YOUR TASK:
The entries below are to be repeated exactly as they stand.

[Rows from a dataset]
■ ■ ■ ■

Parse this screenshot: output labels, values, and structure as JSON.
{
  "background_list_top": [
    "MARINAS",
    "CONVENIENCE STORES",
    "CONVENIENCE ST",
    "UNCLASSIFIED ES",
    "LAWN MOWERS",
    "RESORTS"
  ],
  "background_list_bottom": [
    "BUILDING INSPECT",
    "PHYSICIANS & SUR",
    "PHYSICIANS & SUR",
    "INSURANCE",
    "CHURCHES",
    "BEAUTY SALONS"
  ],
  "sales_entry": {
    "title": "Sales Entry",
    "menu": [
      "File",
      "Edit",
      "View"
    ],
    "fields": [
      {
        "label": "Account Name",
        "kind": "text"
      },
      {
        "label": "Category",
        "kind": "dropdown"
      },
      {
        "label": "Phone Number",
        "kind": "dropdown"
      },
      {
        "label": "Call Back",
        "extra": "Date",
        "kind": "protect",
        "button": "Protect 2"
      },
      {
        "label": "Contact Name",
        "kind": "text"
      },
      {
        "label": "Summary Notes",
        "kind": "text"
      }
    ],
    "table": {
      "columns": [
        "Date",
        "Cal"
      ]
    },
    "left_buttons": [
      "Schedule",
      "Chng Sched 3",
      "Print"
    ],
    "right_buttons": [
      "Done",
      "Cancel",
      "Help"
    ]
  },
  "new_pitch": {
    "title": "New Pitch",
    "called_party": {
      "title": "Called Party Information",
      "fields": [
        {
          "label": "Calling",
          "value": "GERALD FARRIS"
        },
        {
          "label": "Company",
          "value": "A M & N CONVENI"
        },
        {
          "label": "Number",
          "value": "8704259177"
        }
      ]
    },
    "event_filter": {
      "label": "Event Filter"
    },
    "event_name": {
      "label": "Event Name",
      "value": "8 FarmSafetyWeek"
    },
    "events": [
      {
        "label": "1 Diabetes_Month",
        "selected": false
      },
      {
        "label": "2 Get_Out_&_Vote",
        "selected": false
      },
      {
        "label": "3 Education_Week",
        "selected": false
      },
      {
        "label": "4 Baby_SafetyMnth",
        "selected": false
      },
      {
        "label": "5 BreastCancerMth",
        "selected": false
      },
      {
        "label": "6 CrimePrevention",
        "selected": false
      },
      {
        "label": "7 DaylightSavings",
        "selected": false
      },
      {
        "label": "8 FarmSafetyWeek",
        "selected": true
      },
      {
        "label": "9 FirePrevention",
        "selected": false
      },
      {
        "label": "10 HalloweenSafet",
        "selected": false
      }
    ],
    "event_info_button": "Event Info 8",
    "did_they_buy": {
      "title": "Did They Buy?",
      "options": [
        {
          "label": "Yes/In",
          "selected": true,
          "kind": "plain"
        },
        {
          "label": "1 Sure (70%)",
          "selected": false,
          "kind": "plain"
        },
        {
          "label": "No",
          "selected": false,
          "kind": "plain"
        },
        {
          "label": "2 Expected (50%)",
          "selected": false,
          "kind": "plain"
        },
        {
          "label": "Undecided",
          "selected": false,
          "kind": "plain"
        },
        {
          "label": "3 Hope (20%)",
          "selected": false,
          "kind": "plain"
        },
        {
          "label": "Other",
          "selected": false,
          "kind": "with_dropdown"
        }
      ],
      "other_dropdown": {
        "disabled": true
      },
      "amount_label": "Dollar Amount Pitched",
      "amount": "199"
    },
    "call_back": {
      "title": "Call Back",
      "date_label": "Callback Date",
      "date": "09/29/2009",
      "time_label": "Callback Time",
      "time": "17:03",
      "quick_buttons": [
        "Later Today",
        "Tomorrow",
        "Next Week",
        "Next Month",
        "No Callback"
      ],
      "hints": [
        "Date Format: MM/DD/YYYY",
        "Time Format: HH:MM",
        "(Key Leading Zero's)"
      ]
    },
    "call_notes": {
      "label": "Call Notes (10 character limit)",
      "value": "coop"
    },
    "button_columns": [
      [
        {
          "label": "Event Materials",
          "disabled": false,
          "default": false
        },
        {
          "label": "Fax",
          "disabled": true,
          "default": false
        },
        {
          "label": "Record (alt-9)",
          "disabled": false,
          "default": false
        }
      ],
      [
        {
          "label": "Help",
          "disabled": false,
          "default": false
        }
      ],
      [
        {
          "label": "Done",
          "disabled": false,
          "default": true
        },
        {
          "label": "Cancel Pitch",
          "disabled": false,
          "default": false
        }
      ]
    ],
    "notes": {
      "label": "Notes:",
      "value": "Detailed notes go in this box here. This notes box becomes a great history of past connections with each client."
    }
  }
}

■ ■ ■ ■

SOLUTION TO THIS EXERCISE:
Parse this screenshot: output labels, values, and structure as JSON.
{
  "background_list_top": [
    "MARINAS",
    "CONVENIENCE STORES",
    "CONVENIENCE ST",
    "UNCLASSIFIED ES",
    "LAWN MOWERS",
    "RESORTS"
  ],
  "background_list_bottom": [
    "BUILDING INSPECT",
    "PHYSICIANS & SUR",
    "PHYSICIANS & SUR",
    "INSURANCE",
    "CHURCHES",
    "BEAUTY SALONS"
  ],
  "sales_entry": {
    "title": "Sales Entry",
    "menu": [
      "File",
      "Edit",
      "View"
    ],
    "fields": [
      {
        "label": "Account Name",
        "kind": "text"
      },
      {
        "label": "Category",
        "kind": "dropdown"
      },
      {
        "label": "Phone Number",
        "kind": "dropdown"
      },
      {
        "label": "Call Back",
        "extra": "Date",
        "kind": "protect",
        "button": "Protect 2"
      },
      {
        "label": "Contact Name",
        "kind": "text"
      },
      {
        "label": "Summary Notes",
        "kind": "text"
      }
    ],
    "table": {
      "columns": [
        "Date",
        "Cal"
      ]
    },
    "left_buttons": [
      "Schedule",
      "Chng Sched 3",
      "Print"
    ],
    "right_buttons": [
      "Done",
      "Cancel",
      "Help"
    ]
  },
  "new_pitch": {
    "title": "New Pitch",
    "called_party": {
      "title": "Called Party Information",
      "fields": [
        {
          "label": "Calling",
          "value": "GERALD FARRIS"
        },
        {
          "label": "Company",
          "value": "A M & N CONVENI"
        },
        {
          "label": "Number",
          "value": "8704259177"
        }
      ]
    },
    "event_filter": {
      "label": "Event Filter"
    },
    "event_name": {
      "label": "Event Name",
      "value": "8 FarmSafetyWeek"
    },
    "events": [
      {
        "label": "1 Diabetes_Month",
        "selected": false
      },
      {
        "label": "2 Get_Out_&_Vote",
        "selected": false
      },
      {
        "label": "3 Education_Week",
        "selected": false
      },
      {
        "label": "4 Baby_SafetyMnth",
        "selected": false
      },
      {
        "label": "5 BreastCancerMth",
        "selected": false
      },
      {
        "label": "6 CrimePrevention",
        "selected": false
      },
      {
        "label": "7 DaylightSavings",
        "selected": false
      },
      {
        "label": "8 FarmSafetyWeek",
        "selected": true
      },
      {
        "label": "9 FirePrevention",
        "selected": false
      },
      {
        "label": "10 HalloweenSafet",
        "selected": false
      }
    ],
    "event_info_button": "Event Info 8",
    "did_they_buy": {
      "title": "Did They Buy?",
      "options": [
        {
          "label": "Yes/In",
          "selected": true,
          "kind": "plain"
        },
        {
          "label": "1 Sure (70%)",
          "selected": false,
          "kind": "plain"
        },
        {
          "label": "No",
          "selected": false,
          "kind": "plain"
        },
        {
          "label": "2 Expected (50%)",
          "selected": false,
          "kind": "plain"
        },
        {
          "label": "Undecided",
          "selected": false,
          "kind": "plain"
        },
        {
          "label": "3 Hope (20%)",
          "selected": false,
          "kind": "plain"
        },
        {
          "label": "Other",
          "selected": false,
          "kind": "with_dropdown"
        }
      ],
      "other_dropdown": {
        "disabled": true
      },
      "amount_label": "Dollar Amount Pitched",
      "amount": "199"
    },
    "call_back": {
      "title": "Call Back",
      "date_label": "Callback Date",
      "date": "09/29/2009",
      "time_label": "Callback Time",
      "time": "17:03",
      "quick_buttons": [
        "Later Today",
        "Tomorrow",
        "Next Week",
        "Next Month",
        "No Callback"
      ],
      "hints": [
        "Date Format: MM/DD/YYYY",
        "Time Format: HH:MM",
        "(Key Leading Zero's)"
      ]
    },
    "call_notes": {
      "label": "Call Notes (10 character limit)",
      "value": "coop"
    },
    "button_columns": [
      [
        {
          "label": "Event Materials",
          "disabled": false,
          "default": false
        },
        {
          "label": "Fax",
          "disabled": true,
          "default": false
        },
        {
          "label": "Record (alt-9)",
          "disabled": false,
          "default": false
        }
      ],
      [
        {
          "label": "Help",
          "disabled": false,
          "default": false
        }
      ],
      [
        {
          "label": "Done",
          "disabled": false,
          "default": true
        },
        {
          "label": "Cancel Pitch",
          "disabled": false,
          "default": false
        }
      ]
    ],
    "notes": {
      "label": "Notes:",
      "value": "Detailed notes go in this box here. This notes box becomes a great history of past connections with each client."
    }
  }
}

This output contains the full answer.